*WRITTEN REQUEST*
Write every record out again exactly, and keep images out of it.

*MATERIAL FOR THIS TASK*
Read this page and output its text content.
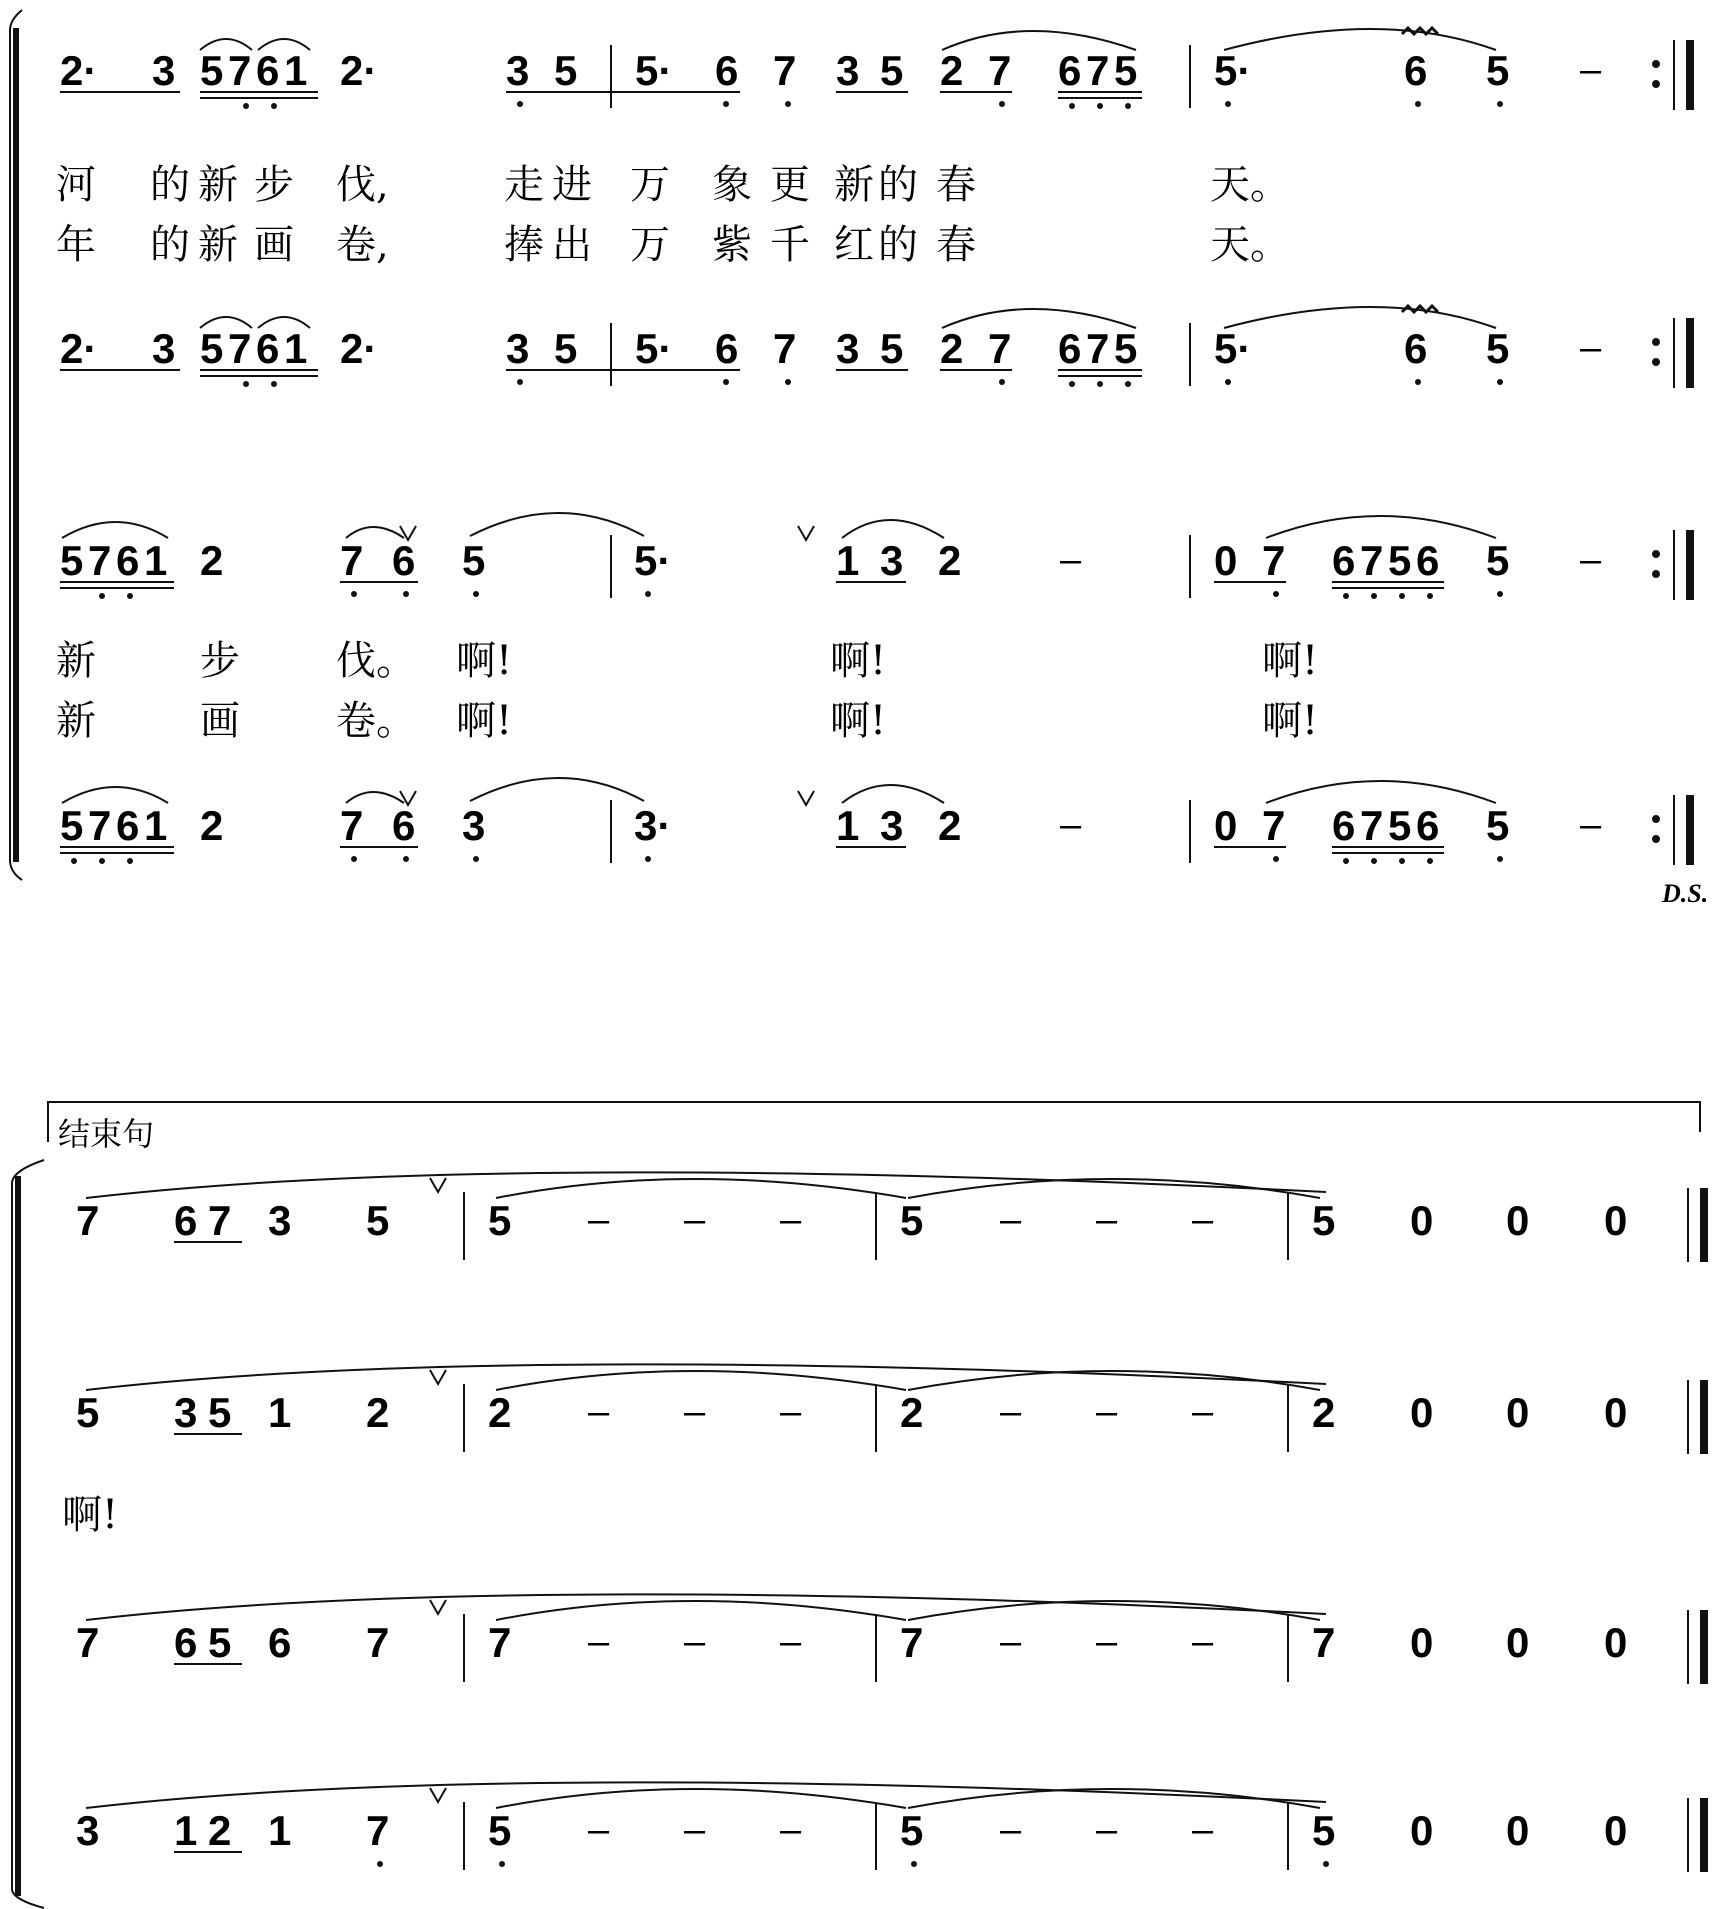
2· 3 5 7 6 1 2·	3 5 5· 6 7 3 5 2 7 6 7 5 5·	6 5 –
河 的 新 步 伐,	走 进 万 象 更 新 的 春	天。
年 的 新 画 卷,	捧 出 万 紫 千 红 的 春	天。
2· 3 5 7 6 1 2·	3 5 5· 6 7 3 5 2 7 6 7 5 5·	6 5 –
5 7 6 1 2	7 6 5	5·	1 3 2	–	0 7 6 7 5 6 5 –
新	步 伐。 啊!	啊!	啊!
新	画 卷。 啊!	啊!	啊!
5 7 6 1 2	7 6 3	3·	1 3 2	–	0 7 6 7 5 6 5 –
D.S.
结束句
7 6 7 3 5 5 – – – 5 – – – 5 0 0 0
5 3 5 1 2 2 – – – 2 – – – 2 0 0 0
啊!
7 6 5 6 7 7 – – – 7 – – – 7 0 0 0
3 1 2 1 7 5 – – – 5 – – – 5 0 0 0
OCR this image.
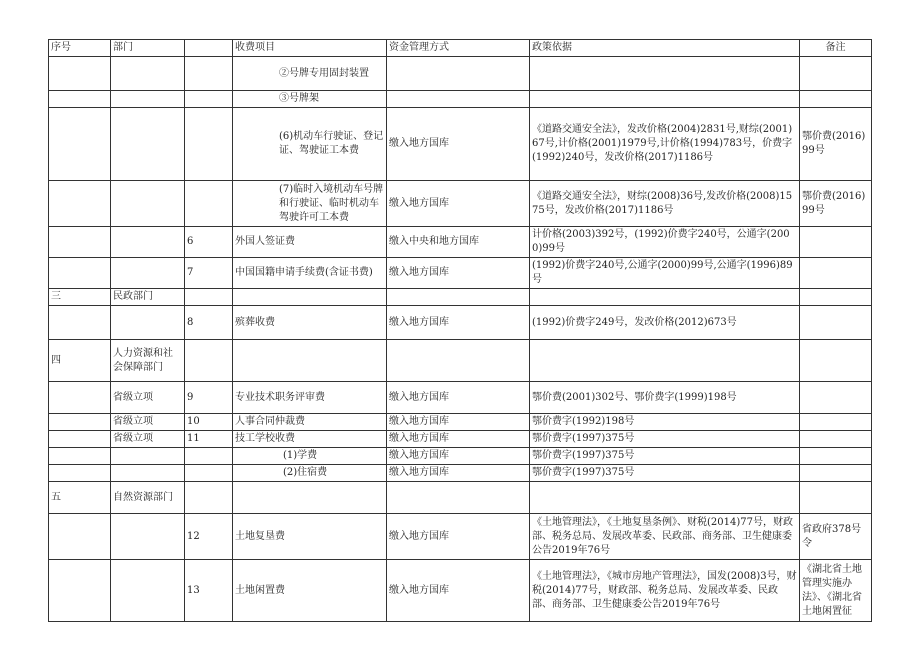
序号	部门		收费项目	资金管理方式	政策依据	备注
			②号牌专用固封装置			
			③号牌架			
			(6)机动车行驶证、登记证、驾驶证工本费	缴入地方国库	《道路交通安全法》，发改价格(2004)2831号,财综(2001)67号,计价格(2001)1979号,计价格(1994)783号，价费字(1992)240号，发改价格(2017)1186号	鄂价费(2016)99号
			(7)临时入境机动车号牌和行驶证、临时机动车驾驶许可工本费	缴入地方国库	《道路交通安全法》，财综(2008)36号,发改价格(2008)1575号，发改价格(2017)1186号	鄂价费(2016)99号
		6	外国人签证费	缴入中央和地方国库	计价格(2003)392号，(1992)价费字240号，公通字(2000)99号	
		7	中国国籍申请手续费(含证书费)	缴入地方国库	(1992)价费字240号,公通字(2000)99号,公通字(1996)89号	
三	民政部门					
		8	殡葬收费	缴入地方国库	(1992)价费字249号，发改价格(2012)673号	
四	人力资源和社会保障部门					
	省级立项	9	专业技术职务评审费	缴入地方国库	鄂价费(2001)302号、鄂价费字(1999)198号	
	省级立项	10	人事合同仲裁费	缴入地方国库	鄂价费字(1992)198号	
	省级立项	11	技工学校收费	缴入地方国库	鄂价费字(1997)375号	
			(1)学费	缴入地方国库	鄂价费字(1997)375号	
			(2)住宿费	缴入地方国库	鄂价费字(1997)375号	
五	自然资源部门					
		12	土地复垦费	缴入地方国库	《土地管理法》，《土地复垦条例》、财税(2014)77号，财政部、税务总局、发展改革委、民政部、商务部、卫生健康委公告2019年76号	省政府378号令
		13	土地闲置费	缴入地方国库	《土地管理法》，《城市房地产管理法》，国发(2008)3号，财税(2014)77号，财政部、税务总局、发展改革委、民政部、商务部、卫生健康委公告2019年76号	《湖北省土地管理实施办法》、《湖北省土地闲置征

*RESULT*
Read this page and output its text content.
2· 3 5 7 6 1 2·	3 5 5· 6 7 3 5 2 7 6 7 5 5·	6 5 –
河 的 新 步 伐,	走 进 万 象 更 新 的 春	天。
年 的 新 画 卷,	捧 出 万 紫 千 红 的 春	天。
2· 3 5 7 6 1 2·	3 5 5· 6 7 3 5 2 7 6 7 5 5·	6 5 –
5 7 6 1 2	7 6 5	5·	1 3 2	–	0 7 6 7 5 6 5 –
新	步 伐。 啊!	啊!	啊!
新	画 卷。 啊!	啊!	啊!
5 7 6 1 2	7 6 3	3·	1 3 2	–	0 7 6 7 5 6 5 –
D.S.
结束句
7 6 7 3 5 5 – – – 5 – – – 5 0 0 0
5 3 5 1 2 2 – – – 2 – – – 2 0 0 0
啊!
7 6 5 6 7 7 – – – 7 – – – 7 0 0 0
3 1 2 1 7 5 – – – 5 – – – 5 0 0 0
OCR this image.
序号	部门		收费项目	资金管理方式	政策依据	备注
			②号牌专用固封装置			
			③号牌架			
			(6)机动车行驶证、登记证、驾驶证工本费	缴入地方国库	《道路交通安全法》，发改价格(2004)2831号,财综(2001)67号,计价格(2001)1979号,计价格(1994)783号，价费字(1992)240号，发改价格(2017)1186号	鄂价费(2016)99号
			(7)临时入境机动车号牌和行驶证、临时机动车驾驶许可工本费	缴入地方国库	《道路交通安全法》，财综(2008)36号,发改价格(2008)1575号，发改价格(2017)1186号	鄂价费(2016)99号
		6	外国人签证费	缴入中央和地方国库	计价格(2003)392号，(1992)价费字240号，公通字(2000)99号	
		7	中国国籍申请手续费(含证书费)	缴入地方国库	(1992)价费字240号,公通字(2000)99号,公通字(1996)89号	
三	民政部门					
		8	殡葬收费	缴入地方国库	(1992)价费字249号，发改价格(2012)673号	
四	人力资源和社会保障部门					
	省级立项	9	专业技术职务评审费	缴入地方国库	鄂价费(2001)302号、鄂价费字(1999)198号	
	省级立项	10	人事合同仲裁费	缴入地方国库	鄂价费字(1992)198号	
	省级立项	11	技工学校收费	缴入地方国库	鄂价费字(1997)375号	
			(1)学费	缴入地方国库	鄂价费字(1997)375号	
			(2)住宿费	缴入地方国库	鄂价费字(1997)375号	
五	自然资源部门					
		12	土地复垦费	缴入地方国库	《土地管理法》，《土地复垦条例》、财税(2014)77号，财政部、税务总局、发展改革委、民政部、商务部、卫生健康委公告2019年76号	省政府378号令
		13	土地闲置费	缴入地方国库	《土地管理法》，《城市房地产管理法》，国发(2008)3号，财税(2014)77号，财政部、税务总局、发展改革委、民政部、商务部、卫生健康委公告2019年76号	《湖北省土地管理实施办法》、《湖北省土地闲置征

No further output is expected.